→ Given instruction:
Check every line below for the word "سرکار" and copy the ones that have it.
--- start of Input for this task ---
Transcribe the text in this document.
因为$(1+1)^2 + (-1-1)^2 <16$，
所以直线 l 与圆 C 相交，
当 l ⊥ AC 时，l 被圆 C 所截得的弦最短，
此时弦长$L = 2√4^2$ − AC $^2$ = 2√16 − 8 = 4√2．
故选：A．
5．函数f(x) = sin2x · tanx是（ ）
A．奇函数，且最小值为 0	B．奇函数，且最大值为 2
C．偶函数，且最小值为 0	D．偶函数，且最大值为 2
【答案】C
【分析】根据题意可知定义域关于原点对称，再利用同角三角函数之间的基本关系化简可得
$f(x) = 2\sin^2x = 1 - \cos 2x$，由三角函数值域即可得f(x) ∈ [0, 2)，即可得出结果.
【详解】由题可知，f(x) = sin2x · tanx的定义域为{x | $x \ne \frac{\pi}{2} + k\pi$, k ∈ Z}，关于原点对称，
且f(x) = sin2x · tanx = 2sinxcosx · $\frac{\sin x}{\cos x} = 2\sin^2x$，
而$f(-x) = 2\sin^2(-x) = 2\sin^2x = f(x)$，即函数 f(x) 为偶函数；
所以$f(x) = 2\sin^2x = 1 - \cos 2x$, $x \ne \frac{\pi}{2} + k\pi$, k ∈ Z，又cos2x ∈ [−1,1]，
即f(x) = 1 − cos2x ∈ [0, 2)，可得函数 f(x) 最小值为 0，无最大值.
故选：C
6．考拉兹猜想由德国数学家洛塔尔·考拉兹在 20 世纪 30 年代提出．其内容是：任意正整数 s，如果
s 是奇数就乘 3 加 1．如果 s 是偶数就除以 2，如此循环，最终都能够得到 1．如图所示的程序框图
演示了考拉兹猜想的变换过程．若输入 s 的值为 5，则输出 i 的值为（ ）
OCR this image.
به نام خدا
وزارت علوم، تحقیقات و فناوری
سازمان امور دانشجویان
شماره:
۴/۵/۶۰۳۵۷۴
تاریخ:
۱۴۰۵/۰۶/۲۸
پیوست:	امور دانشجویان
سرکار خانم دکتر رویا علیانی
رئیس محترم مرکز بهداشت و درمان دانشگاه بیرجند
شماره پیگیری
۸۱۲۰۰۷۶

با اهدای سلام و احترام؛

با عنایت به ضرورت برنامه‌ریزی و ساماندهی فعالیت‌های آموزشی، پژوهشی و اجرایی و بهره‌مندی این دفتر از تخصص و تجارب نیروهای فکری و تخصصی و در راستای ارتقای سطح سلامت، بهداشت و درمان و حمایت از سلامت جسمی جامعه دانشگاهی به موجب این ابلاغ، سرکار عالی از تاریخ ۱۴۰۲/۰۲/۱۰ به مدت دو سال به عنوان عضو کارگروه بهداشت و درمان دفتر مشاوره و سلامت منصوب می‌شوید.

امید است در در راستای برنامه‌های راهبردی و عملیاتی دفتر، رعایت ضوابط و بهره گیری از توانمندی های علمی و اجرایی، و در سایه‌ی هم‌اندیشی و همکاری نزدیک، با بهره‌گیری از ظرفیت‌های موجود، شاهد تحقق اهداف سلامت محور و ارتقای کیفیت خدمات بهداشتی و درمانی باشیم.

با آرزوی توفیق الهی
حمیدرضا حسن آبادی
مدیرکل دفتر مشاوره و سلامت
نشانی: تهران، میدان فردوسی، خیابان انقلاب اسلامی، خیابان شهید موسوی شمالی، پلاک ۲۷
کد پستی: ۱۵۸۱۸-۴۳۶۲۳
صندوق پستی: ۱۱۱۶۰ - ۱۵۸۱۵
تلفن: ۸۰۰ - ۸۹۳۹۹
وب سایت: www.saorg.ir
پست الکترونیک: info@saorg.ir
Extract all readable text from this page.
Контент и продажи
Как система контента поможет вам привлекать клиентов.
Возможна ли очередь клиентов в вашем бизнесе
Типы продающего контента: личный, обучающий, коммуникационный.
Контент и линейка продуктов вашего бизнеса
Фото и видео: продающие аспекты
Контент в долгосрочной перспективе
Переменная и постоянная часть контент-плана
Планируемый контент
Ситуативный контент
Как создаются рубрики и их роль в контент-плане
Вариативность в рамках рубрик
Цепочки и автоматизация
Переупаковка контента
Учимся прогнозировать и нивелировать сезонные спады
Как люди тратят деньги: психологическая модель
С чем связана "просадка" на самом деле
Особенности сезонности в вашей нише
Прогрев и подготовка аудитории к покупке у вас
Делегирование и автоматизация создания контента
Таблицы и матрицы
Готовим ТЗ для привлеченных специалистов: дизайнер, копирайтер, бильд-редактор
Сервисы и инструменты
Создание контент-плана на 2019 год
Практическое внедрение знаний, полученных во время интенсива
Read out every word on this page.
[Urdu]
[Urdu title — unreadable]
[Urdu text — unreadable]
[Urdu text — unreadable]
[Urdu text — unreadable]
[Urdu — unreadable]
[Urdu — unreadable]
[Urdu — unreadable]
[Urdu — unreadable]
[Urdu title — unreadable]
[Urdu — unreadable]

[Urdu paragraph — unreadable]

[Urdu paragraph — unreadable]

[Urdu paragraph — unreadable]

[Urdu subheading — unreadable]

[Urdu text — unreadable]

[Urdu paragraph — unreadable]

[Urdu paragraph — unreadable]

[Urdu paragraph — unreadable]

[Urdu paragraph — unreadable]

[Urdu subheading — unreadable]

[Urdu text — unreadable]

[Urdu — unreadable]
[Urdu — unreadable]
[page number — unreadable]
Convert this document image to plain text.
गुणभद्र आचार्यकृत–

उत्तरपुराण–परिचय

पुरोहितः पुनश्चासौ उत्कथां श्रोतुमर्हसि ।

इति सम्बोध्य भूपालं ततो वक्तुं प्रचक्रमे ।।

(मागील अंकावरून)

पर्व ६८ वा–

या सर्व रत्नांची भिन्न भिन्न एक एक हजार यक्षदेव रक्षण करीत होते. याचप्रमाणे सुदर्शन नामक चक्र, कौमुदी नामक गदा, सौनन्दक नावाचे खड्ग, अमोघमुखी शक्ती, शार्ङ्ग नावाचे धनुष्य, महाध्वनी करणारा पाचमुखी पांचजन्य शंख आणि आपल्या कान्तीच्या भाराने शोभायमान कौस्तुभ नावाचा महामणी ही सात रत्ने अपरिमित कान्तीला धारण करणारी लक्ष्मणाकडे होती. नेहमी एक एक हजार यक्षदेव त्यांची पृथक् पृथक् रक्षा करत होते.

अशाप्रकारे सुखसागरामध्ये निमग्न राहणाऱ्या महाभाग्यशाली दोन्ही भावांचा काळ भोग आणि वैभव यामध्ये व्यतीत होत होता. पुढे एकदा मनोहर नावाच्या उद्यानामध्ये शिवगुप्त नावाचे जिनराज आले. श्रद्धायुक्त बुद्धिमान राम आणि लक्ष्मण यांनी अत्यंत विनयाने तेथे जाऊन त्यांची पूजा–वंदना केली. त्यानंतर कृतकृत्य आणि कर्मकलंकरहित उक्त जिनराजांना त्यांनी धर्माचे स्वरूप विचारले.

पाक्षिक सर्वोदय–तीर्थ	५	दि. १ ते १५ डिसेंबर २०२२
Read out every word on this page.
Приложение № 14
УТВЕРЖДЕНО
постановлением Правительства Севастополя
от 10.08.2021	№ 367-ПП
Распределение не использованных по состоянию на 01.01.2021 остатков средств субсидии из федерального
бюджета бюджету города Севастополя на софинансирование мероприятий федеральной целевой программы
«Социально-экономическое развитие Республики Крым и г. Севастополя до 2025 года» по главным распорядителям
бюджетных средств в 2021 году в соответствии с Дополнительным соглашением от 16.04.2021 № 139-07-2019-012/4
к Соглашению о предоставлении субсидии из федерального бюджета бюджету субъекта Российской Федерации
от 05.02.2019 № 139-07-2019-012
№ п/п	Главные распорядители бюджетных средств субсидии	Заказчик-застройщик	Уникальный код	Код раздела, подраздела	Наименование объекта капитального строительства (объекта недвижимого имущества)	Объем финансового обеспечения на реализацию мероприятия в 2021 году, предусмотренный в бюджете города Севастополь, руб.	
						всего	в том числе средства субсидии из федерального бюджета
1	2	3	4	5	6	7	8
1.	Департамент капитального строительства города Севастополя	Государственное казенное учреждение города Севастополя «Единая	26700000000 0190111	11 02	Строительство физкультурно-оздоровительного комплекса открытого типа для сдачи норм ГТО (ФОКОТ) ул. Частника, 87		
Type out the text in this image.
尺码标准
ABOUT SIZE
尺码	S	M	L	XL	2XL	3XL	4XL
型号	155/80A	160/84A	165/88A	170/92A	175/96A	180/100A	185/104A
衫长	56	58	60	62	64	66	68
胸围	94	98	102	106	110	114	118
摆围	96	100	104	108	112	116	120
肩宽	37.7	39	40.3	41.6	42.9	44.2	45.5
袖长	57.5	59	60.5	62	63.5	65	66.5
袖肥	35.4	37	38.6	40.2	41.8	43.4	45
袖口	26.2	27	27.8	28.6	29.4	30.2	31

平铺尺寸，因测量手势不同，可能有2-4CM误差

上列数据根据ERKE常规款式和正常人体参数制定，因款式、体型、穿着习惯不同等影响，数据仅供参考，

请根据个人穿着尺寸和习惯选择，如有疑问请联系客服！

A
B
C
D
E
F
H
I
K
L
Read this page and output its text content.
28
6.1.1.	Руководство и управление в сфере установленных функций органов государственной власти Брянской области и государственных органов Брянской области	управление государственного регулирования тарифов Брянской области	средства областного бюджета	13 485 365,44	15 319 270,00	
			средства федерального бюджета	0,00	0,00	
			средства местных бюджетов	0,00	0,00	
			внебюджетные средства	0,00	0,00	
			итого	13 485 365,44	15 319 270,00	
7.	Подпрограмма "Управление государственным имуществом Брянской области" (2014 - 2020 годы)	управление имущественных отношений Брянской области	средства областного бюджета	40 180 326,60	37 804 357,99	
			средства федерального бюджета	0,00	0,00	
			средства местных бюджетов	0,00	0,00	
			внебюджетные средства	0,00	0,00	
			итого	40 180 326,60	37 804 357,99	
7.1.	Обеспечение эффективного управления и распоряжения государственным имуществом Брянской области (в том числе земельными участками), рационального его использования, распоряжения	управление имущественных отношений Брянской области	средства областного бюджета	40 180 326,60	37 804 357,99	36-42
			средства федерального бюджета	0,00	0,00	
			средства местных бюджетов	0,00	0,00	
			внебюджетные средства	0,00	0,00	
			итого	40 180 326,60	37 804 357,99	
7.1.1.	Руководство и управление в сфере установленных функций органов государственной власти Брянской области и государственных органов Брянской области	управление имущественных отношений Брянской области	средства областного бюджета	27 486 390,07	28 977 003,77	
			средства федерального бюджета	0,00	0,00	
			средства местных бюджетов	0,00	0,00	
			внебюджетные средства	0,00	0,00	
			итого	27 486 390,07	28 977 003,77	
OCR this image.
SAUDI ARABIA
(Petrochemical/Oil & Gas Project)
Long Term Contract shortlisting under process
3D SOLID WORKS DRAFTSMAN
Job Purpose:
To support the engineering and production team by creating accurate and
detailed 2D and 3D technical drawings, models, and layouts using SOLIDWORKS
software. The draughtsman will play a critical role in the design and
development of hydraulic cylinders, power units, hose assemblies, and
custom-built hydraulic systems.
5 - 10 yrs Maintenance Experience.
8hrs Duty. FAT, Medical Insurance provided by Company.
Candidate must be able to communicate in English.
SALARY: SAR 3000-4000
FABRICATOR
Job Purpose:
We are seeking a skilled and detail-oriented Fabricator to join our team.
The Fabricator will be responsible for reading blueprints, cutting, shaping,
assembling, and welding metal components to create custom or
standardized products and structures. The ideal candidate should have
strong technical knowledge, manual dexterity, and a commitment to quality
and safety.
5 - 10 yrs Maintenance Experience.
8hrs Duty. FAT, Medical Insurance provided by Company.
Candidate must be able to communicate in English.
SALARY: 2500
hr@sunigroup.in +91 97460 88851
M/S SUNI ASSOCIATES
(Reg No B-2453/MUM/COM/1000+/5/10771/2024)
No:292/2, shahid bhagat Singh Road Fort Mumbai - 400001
--- end of Input for this task ---
→ Exercise solution:
سرکار خانم دکتر رویا علیانی
با عنایت به ضرورت برنامه‌ریزی و ساماندهی فعالیت‌های آموزشی، پژوهشی و اجرایی و بهره‌مندی این دفتر از تخصص و تجارب نیروهای فکری و تخصصی و در راستای ارتقای سطح سلامت، بهداشت و درمان و حمایت از سلامت جسمی جامعه دانشگاهی به موجب این ابلاغ، سرکار عالی از تاریخ ۱۴۰۲/۰۲/۱۰ به مدت دو سال به عنوان عضو کارگروه بهداشت و درمان دفتر مشاوره و سلامت منصوب می‌شوید.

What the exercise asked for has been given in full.